**EXERCISE DIRECTIONS**
Go through the data below. List every line that holds the word "JSON".

· · ·

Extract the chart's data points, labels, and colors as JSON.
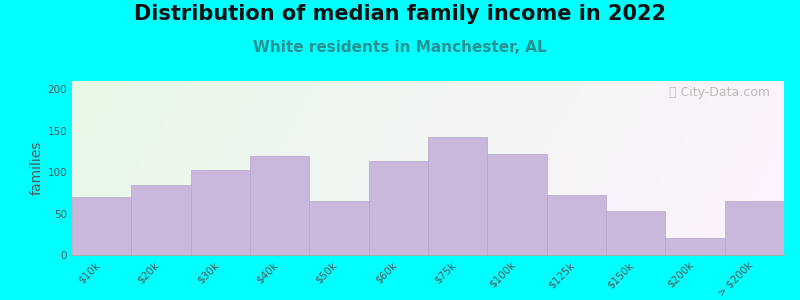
{
  "title": "Distribution of median family income in 2022",
  "subtitle": "White residents in Manchester, AL",
  "ylabel": "families",
  "categories": [
    "$10k",
    "$20k",
    "$30k",
    "$40k",
    "$50k",
    "$60k",
    "$75k",
    "$100k",
    "$125k",
    "$150k",
    "$200k",
    "> $200k"
  ],
  "values": [
    70,
    85,
    103,
    120,
    65,
    113,
    143,
    122,
    72,
    53,
    21,
    65
  ],
  "bar_color": "#c9b8dc",
  "bar_edge_color": "#b8a5cc",
  "title_fontsize": 15,
  "subtitle_fontsize": 11,
  "subtitle_color": "#2a9090",
  "ylabel_color": "#555555",
  "ylabel_fontsize": 10,
  "tick_fontsize": 7.5,
  "ylim": [
    0,
    210
  ],
  "yticks": [
    0,
    50,
    100,
    150,
    200
  ],
  "background_outer": "#00ffff",
  "bg_color_topleft": "#d8ecd0",
  "bg_color_right": "#f0f0f0",
  "bg_color_bottom": "#f8f8f8",
  "watermark_text": "ⓘ City-Data.com",
  "watermark_color": "#b0b0b0",
  "watermark_fontsize": 9
}
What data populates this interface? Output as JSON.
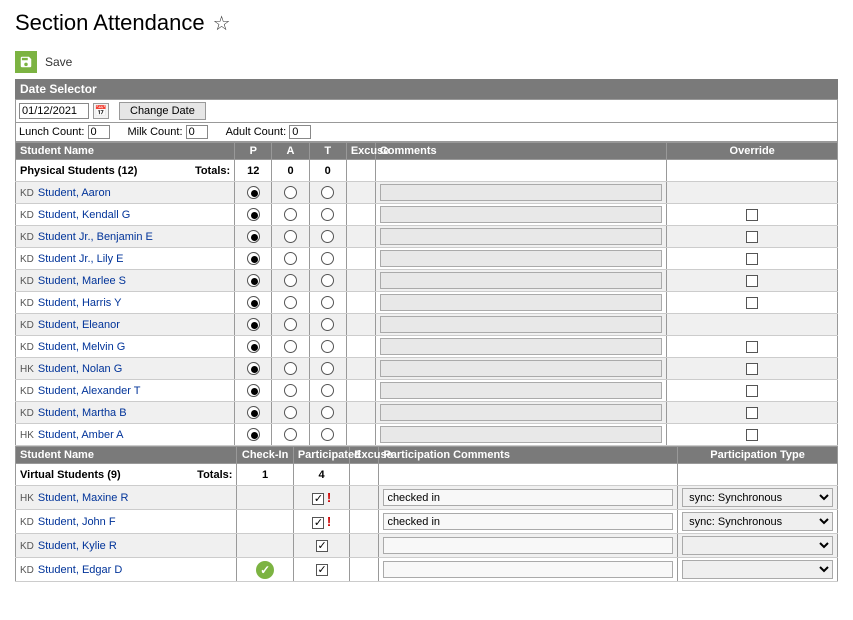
{
  "title": "Section Attendance",
  "save_label": "Save",
  "date_selector_label": "Date Selector",
  "date_value": "01/12/2021",
  "change_date_label": "Change Date",
  "counts": {
    "lunch_label": "Lunch Count:",
    "lunch_value": "0",
    "milk_label": "Milk Count:",
    "milk_value": "0",
    "adult_label": "Adult Count:",
    "adult_value": "0"
  },
  "physical": {
    "headers": {
      "name": "Student Name",
      "p": "P",
      "a": "A",
      "t": "T",
      "excuse": "Excuse",
      "comments": "Comments",
      "override": "Override"
    },
    "group_label": "Physical Students (12)",
    "totals_label": "Totals:",
    "totals": {
      "p": "12",
      "a": "0",
      "t": "0"
    },
    "rows": [
      {
        "tag": "KD",
        "name": "Student, Aaron",
        "sel": "p",
        "override": null
      },
      {
        "tag": "KD",
        "name": "Student, Kendall G",
        "sel": "p",
        "override": false
      },
      {
        "tag": "KD",
        "name": "Student Jr., Benjamin E",
        "sel": "p",
        "override": false
      },
      {
        "tag": "KD",
        "name": "Student Jr., Lily E",
        "sel": "p",
        "override": false
      },
      {
        "tag": "KD",
        "name": "Student, Marlee S",
        "sel": "p",
        "override": false
      },
      {
        "tag": "KD",
        "name": "Student, Harris Y",
        "sel": "p",
        "override": false
      },
      {
        "tag": "KD",
        "name": "Student, Eleanor",
        "sel": "p",
        "override": null
      },
      {
        "tag": "KD",
        "name": "Student, Melvin G",
        "sel": "p",
        "override": false
      },
      {
        "tag": "HK",
        "name": "Student, Nolan G",
        "sel": "p",
        "override": false
      },
      {
        "tag": "KD",
        "name": "Student, Alexander T",
        "sel": "p",
        "override": false
      },
      {
        "tag": "KD",
        "name": "Student, Martha B",
        "sel": "p",
        "override": false
      },
      {
        "tag": "HK",
        "name": "Student, Amber A",
        "sel": "p",
        "override": false
      }
    ]
  },
  "virtual": {
    "headers": {
      "name": "Student Name",
      "checkin": "Check-In",
      "participated": "Participated",
      "excuse": "Excuse",
      "pcomments": "Participation Comments",
      "ptype": "Participation Type"
    },
    "group_label": "Virtual Students (9)",
    "totals_label": "Totals:",
    "totals": {
      "checkin": "1",
      "participated": "4"
    },
    "rows": [
      {
        "tag": "HK",
        "name": "Student, Maxine R",
        "checkin": false,
        "participated": true,
        "warn": true,
        "comment": "checked in",
        "ptype": "sync: Synchronous"
      },
      {
        "tag": "KD",
        "name": "Student, John F",
        "checkin": false,
        "participated": true,
        "warn": true,
        "comment": "checked in",
        "ptype": "sync: Synchronous"
      },
      {
        "tag": "KD",
        "name": "Student, Kylie R",
        "checkin": false,
        "participated": true,
        "warn": false,
        "comment": "",
        "ptype": ""
      },
      {
        "tag": "KD",
        "name": "Student, Edgar D",
        "checkin": true,
        "participated": true,
        "warn": false,
        "comment": "",
        "ptype": ""
      }
    ]
  },
  "colors": {
    "header_bg": "#7a7a7a",
    "accent_green": "#7cb342",
    "link_blue": "#003399",
    "warn_red": "#cc0000"
  }
}
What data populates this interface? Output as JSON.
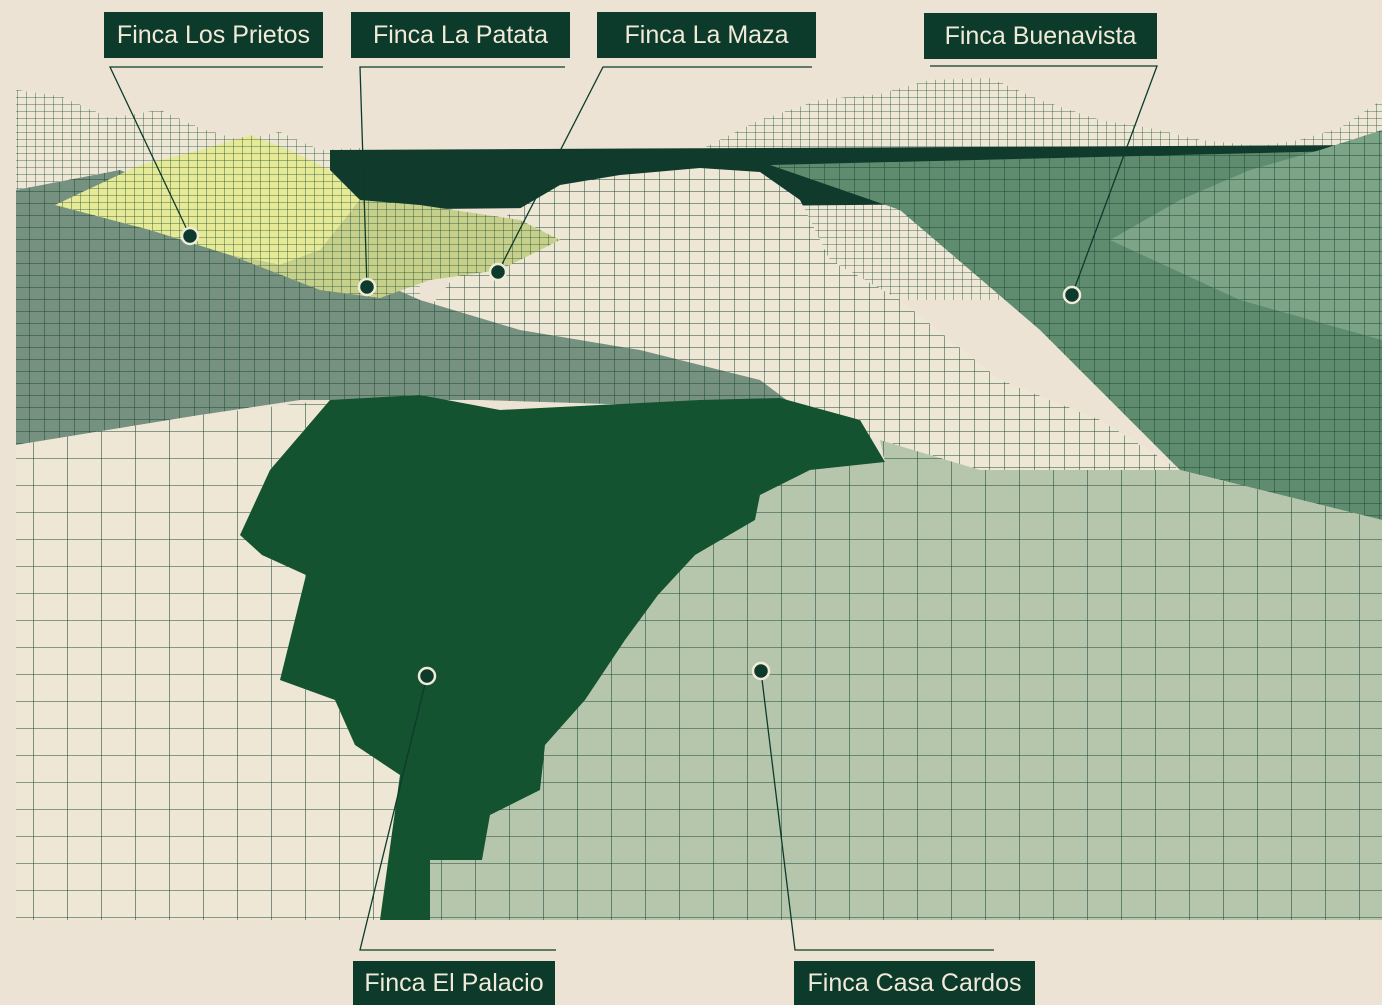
{
  "colors": {
    "background": "#ece3d4",
    "grid_line": "#1c4a36",
    "label_bg": "#0d3b2b",
    "label_text": "#f2ead9",
    "dark_band": "#0f3a2c",
    "cream_field": "#efe7d6",
    "gray_green_field": "#76917f",
    "yellow_field": "#e6ea97",
    "olive_field": "#c7d08a",
    "mid_green_field": "#5f8c6f",
    "light_green_field": "#b6c6ad",
    "dark_green_field": "#13532f"
  },
  "estates": {
    "los_prietos": "Finca Los Prietos",
    "la_patata": "Finca La Patata",
    "la_maza": "Finca La Maza",
    "buenavista": "Finca Buenavista",
    "el_palacio": "Finca El Palacio",
    "casa_cardos": "Finca Casa Cardos"
  }
}
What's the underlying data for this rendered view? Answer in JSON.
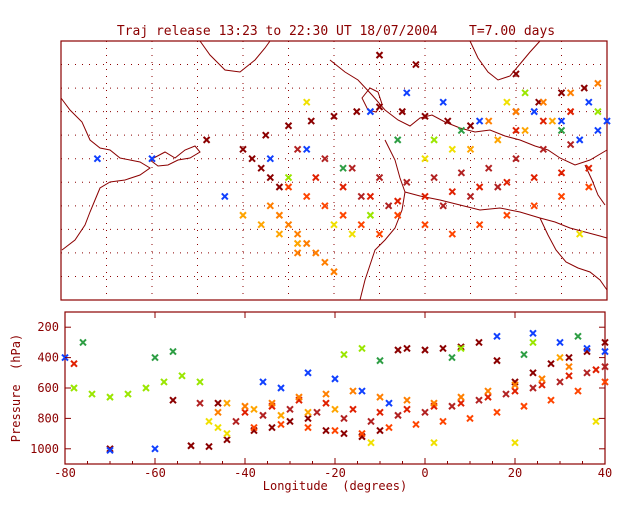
{
  "title": "Traj release 13:23 to 22:30 UT 18/07/2004    T=7.00 days",
  "colors": {
    "frame": "#8b0000",
    "grid": "#8b0000",
    "coast": "#8b0000",
    "palette": [
      "#8b0000",
      "#b22222",
      "#e02000",
      "#ff4500",
      "#ff7f00",
      "#ffa500",
      "#f0e000",
      "#9ae600",
      "#2e9e44",
      "#1040ff"
    ]
  },
  "chart_data": [
    {
      "type": "scatter",
      "panel": "map",
      "xlim": [
        -80,
        40
      ],
      "ylim": [
        20,
        75
      ],
      "grid": true,
      "marker": "x",
      "series": [
        {
          "color": "#8b0000",
          "points": [
            [
              -35,
              55
            ],
            [
              -30,
              57
            ],
            [
              -25,
              58
            ],
            [
              -20,
              59
            ],
            [
              -15,
              60
            ],
            [
              -10,
              61
            ],
            [
              -5,
              60
            ],
            [
              0,
              59
            ],
            [
              5,
              58
            ],
            [
              10,
              57
            ],
            [
              -40,
              52
            ],
            [
              -38,
              50
            ],
            [
              -36,
              48
            ],
            [
              -34,
              46
            ],
            [
              -32,
              44
            ],
            [
              20,
              60
            ],
            [
              25,
              62
            ],
            [
              30,
              64
            ],
            [
              35,
              65
            ],
            [
              -48,
              54
            ],
            [
              -2,
              70
            ],
            [
              -10,
              72
            ],
            [
              20,
              68
            ]
          ]
        },
        {
          "color": "#b22222",
          "points": [
            [
              -28,
              52
            ],
            [
              -22,
              50
            ],
            [
              -16,
              48
            ],
            [
              -10,
              46
            ],
            [
              -4,
              45
            ],
            [
              2,
              46
            ],
            [
              8,
              47
            ],
            [
              14,
              48
            ],
            [
              20,
              50
            ],
            [
              26,
              52
            ],
            [
              32,
              53
            ],
            [
              -14,
              42
            ],
            [
              -8,
              40
            ],
            [
              4,
              40
            ],
            [
              10,
              42
            ],
            [
              16,
              44
            ]
          ]
        },
        {
          "color": "#e02000",
          "points": [
            [
              -24,
              46
            ],
            [
              -18,
              44
            ],
            [
              -12,
              42
            ],
            [
              -6,
              41
            ],
            [
              0,
              42
            ],
            [
              6,
              43
            ],
            [
              12,
              44
            ],
            [
              18,
              45
            ],
            [
              24,
              46
            ],
            [
              30,
              47
            ],
            [
              36,
              48
            ],
            [
              20,
              56
            ],
            [
              26,
              58
            ],
            [
              32,
              60
            ]
          ]
        },
        {
          "color": "#ff4500",
          "points": [
            [
              -30,
              44
            ],
            [
              -26,
              42
            ],
            [
              -22,
              40
            ],
            [
              -18,
              38
            ],
            [
              -14,
              36
            ],
            [
              -10,
              34
            ],
            [
              -6,
              38
            ],
            [
              0,
              36
            ],
            [
              6,
              34
            ],
            [
              12,
              36
            ],
            [
              18,
              38
            ],
            [
              24,
              40
            ],
            [
              30,
              42
            ],
            [
              36,
              44
            ]
          ]
        },
        {
          "color": "#ff7f00",
          "points": [
            [
              -34,
              40
            ],
            [
              -32,
              38
            ],
            [
              -30,
              36
            ],
            [
              -28,
              34
            ],
            [
              -26,
              32
            ],
            [
              -24,
              30
            ],
            [
              -22,
              28
            ],
            [
              -20,
              26
            ],
            [
              -28,
              30
            ],
            [
              14,
              58
            ],
            [
              20,
              60
            ],
            [
              26,
              62
            ],
            [
              32,
              64
            ],
            [
              38,
              66
            ]
          ]
        },
        {
          "color": "#ffa500",
          "points": [
            [
              -40,
              38
            ],
            [
              -36,
              36
            ],
            [
              -32,
              34
            ],
            [
              -28,
              32
            ],
            [
              10,
              52
            ],
            [
              16,
              54
            ],
            [
              22,
              56
            ],
            [
              28,
              58
            ]
          ]
        },
        {
          "color": "#f0e000",
          "points": [
            [
              -20,
              36
            ],
            [
              -16,
              34
            ],
            [
              0,
              50
            ],
            [
              6,
              52
            ],
            [
              18,
              62
            ],
            [
              34,
              34
            ],
            [
              -26,
              62
            ]
          ]
        },
        {
          "color": "#9ae600",
          "points": [
            [
              -30,
              46
            ],
            [
              -12,
              38
            ],
            [
              2,
              54
            ],
            [
              22,
              64
            ],
            [
              38,
              60
            ]
          ]
        },
        {
          "color": "#2e9e44",
          "points": [
            [
              -18,
              48
            ],
            [
              -6,
              54
            ],
            [
              8,
              56
            ],
            [
              30,
              56
            ]
          ]
        },
        {
          "color": "#1040ff",
          "points": [
            [
              -44,
              42
            ],
            [
              -60,
              50
            ],
            [
              -72,
              50
            ],
            [
              -34,
              50
            ],
            [
              -26,
              52
            ],
            [
              -12,
              60
            ],
            [
              -4,
              64
            ],
            [
              4,
              62
            ],
            [
              12,
              58
            ],
            [
              24,
              60
            ],
            [
              30,
              58
            ],
            [
              34,
              54
            ],
            [
              38,
              56
            ],
            [
              40,
              58
            ],
            [
              36,
              62
            ]
          ]
        }
      ]
    },
    {
      "type": "scatter",
      "panel": "profile",
      "xlabel": "Longitude  (degrees)",
      "ylabel": "Pressure  (hPa)",
      "xlim": [
        -80,
        40
      ],
      "ylim": [
        1100,
        100
      ],
      "yticks": [
        200,
        400,
        600,
        800,
        1000
      ],
      "xticks": [
        -80,
        -60,
        -40,
        -20,
        0,
        20,
        40
      ],
      "marker": "x",
      "series": [
        {
          "color": "#8b0000",
          "points": [
            [
              -52,
              980
            ],
            [
              -48,
              985
            ],
            [
              -44,
              940
            ],
            [
              -38,
              880
            ],
            [
              -34,
              860
            ],
            [
              -30,
              820
            ],
            [
              -26,
              800
            ],
            [
              -22,
              880
            ],
            [
              -18,
              900
            ],
            [
              -14,
              920
            ],
            [
              -10,
              880
            ],
            [
              -6,
              350
            ],
            [
              -4,
              340
            ],
            [
              0,
              350
            ],
            [
              4,
              340
            ],
            [
              8,
              330
            ],
            [
              12,
              300
            ],
            [
              16,
              420
            ],
            [
              20,
              560
            ],
            [
              24,
              500
            ],
            [
              28,
              440
            ],
            [
              32,
              400
            ],
            [
              36,
              360
            ],
            [
              40,
              300
            ],
            [
              -56,
              680
            ],
            [
              -46,
              700
            ],
            [
              -70,
              1000
            ]
          ]
        },
        {
          "color": "#b22222",
          "points": [
            [
              -42,
              820
            ],
            [
              -36,
              780
            ],
            [
              -30,
              740
            ],
            [
              -24,
              760
            ],
            [
              -18,
              800
            ],
            [
              -12,
              820
            ],
            [
              -6,
              780
            ],
            [
              0,
              760
            ],
            [
              6,
              720
            ],
            [
              12,
              680
            ],
            [
              18,
              640
            ],
            [
              24,
              600
            ],
            [
              30,
              560
            ],
            [
              36,
              500
            ],
            [
              40,
              460
            ],
            [
              -50,
              700
            ]
          ]
        },
        {
          "color": "#e02000",
          "points": [
            [
              -40,
              760
            ],
            [
              -34,
              720
            ],
            [
              -28,
              680
            ],
            [
              -22,
              700
            ],
            [
              -16,
              740
            ],
            [
              -10,
              760
            ],
            [
              -4,
              740
            ],
            [
              2,
              720
            ],
            [
              8,
              700
            ],
            [
              14,
              660
            ],
            [
              20,
              620
            ],
            [
              26,
              580
            ],
            [
              32,
              520
            ],
            [
              38,
              480
            ],
            [
              -78,
              440
            ]
          ]
        },
        {
          "color": "#ff4500",
          "points": [
            [
              -38,
              860
            ],
            [
              -32,
              840
            ],
            [
              -26,
              860
            ],
            [
              -20,
              880
            ],
            [
              -14,
              900
            ],
            [
              -8,
              860
            ],
            [
              -2,
              840
            ],
            [
              4,
              820
            ],
            [
              10,
              800
            ],
            [
              16,
              760
            ],
            [
              22,
              720
            ],
            [
              28,
              680
            ],
            [
              34,
              620
            ],
            [
              40,
              560
            ]
          ]
        },
        {
          "color": "#ff7f00",
          "points": [
            [
              -46,
              760
            ],
            [
              -40,
              720
            ],
            [
              -34,
              700
            ],
            [
              -28,
              660
            ],
            [
              -22,
              640
            ],
            [
              -16,
              620
            ],
            [
              -10,
              660
            ],
            [
              -4,
              680
            ],
            [
              2,
              700
            ],
            [
              8,
              660
            ],
            [
              14,
              620
            ],
            [
              20,
              580
            ],
            [
              26,
              540
            ],
            [
              32,
              460
            ]
          ]
        },
        {
          "color": "#ffa500",
          "points": [
            [
              -44,
              700
            ],
            [
              -38,
              740
            ],
            [
              -32,
              780
            ],
            [
              -26,
              760
            ],
            [
              -20,
              740
            ],
            [
              30,
              400
            ]
          ]
        },
        {
          "color": "#f0e000",
          "points": [
            [
              -48,
              820
            ],
            [
              -46,
              860
            ],
            [
              -44,
              900
            ],
            [
              -12,
              960
            ],
            [
              2,
              960
            ],
            [
              20,
              960
            ],
            [
              38,
              820
            ]
          ]
        },
        {
          "color": "#9ae600",
          "points": [
            [
              -78,
              600
            ],
            [
              -74,
              640
            ],
            [
              -70,
              660
            ],
            [
              -66,
              640
            ],
            [
              -62,
              600
            ],
            [
              -58,
              560
            ],
            [
              -54,
              520
            ],
            [
              -50,
              560
            ],
            [
              -18,
              380
            ],
            [
              -14,
              340
            ],
            [
              8,
              340
            ],
            [
              24,
              300
            ]
          ]
        },
        {
          "color": "#2e9e44",
          "points": [
            [
              -76,
              300
            ],
            [
              -60,
              400
            ],
            [
              -56,
              360
            ],
            [
              -10,
              420
            ],
            [
              6,
              400
            ],
            [
              22,
              380
            ],
            [
              34,
              260
            ]
          ]
        },
        {
          "color": "#1040ff",
          "points": [
            [
              -80,
              400
            ],
            [
              -70,
              1010
            ],
            [
              -60,
              1000
            ],
            [
              -36,
              560
            ],
            [
              -32,
              600
            ],
            [
              -26,
              500
            ],
            [
              -20,
              540
            ],
            [
              -14,
              620
            ],
            [
              -8,
              700
            ],
            [
              16,
              260
            ],
            [
              24,
              240
            ],
            [
              30,
              300
            ],
            [
              36,
              340
            ],
            [
              40,
              360
            ]
          ]
        }
      ]
    }
  ]
}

· · ·

**REPLY**
Extract the chart's data points, labels, and colors as JSON.
What data populates this interface? Output as JSON.
What data populates this interface? Output as JSON.
What's the underlying data for this rendered view? Answer in JSON.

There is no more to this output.